*Exercise inputs*
-- Begin --
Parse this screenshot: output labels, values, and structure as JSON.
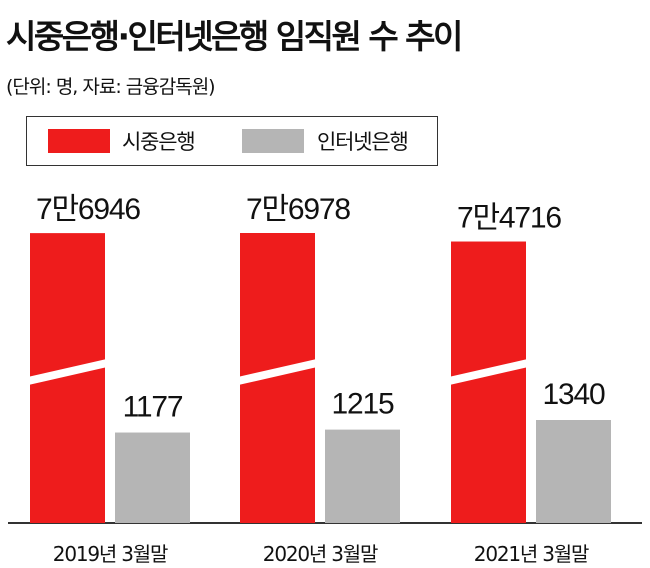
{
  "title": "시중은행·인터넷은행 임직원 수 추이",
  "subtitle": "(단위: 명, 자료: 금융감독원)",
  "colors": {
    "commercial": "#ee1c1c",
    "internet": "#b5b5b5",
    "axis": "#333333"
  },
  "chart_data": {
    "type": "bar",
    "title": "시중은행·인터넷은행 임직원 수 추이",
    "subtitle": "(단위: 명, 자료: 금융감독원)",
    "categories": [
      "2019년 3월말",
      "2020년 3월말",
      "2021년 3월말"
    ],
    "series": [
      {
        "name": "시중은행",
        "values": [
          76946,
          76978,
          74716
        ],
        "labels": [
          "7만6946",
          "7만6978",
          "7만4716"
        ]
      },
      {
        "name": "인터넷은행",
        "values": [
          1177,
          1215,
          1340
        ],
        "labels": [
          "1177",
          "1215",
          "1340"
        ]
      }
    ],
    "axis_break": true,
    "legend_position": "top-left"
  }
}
-- End --
*Work required*
Tell how many lines in the material contain the word "subtitle". Only the number is wanted.

*Solution*
2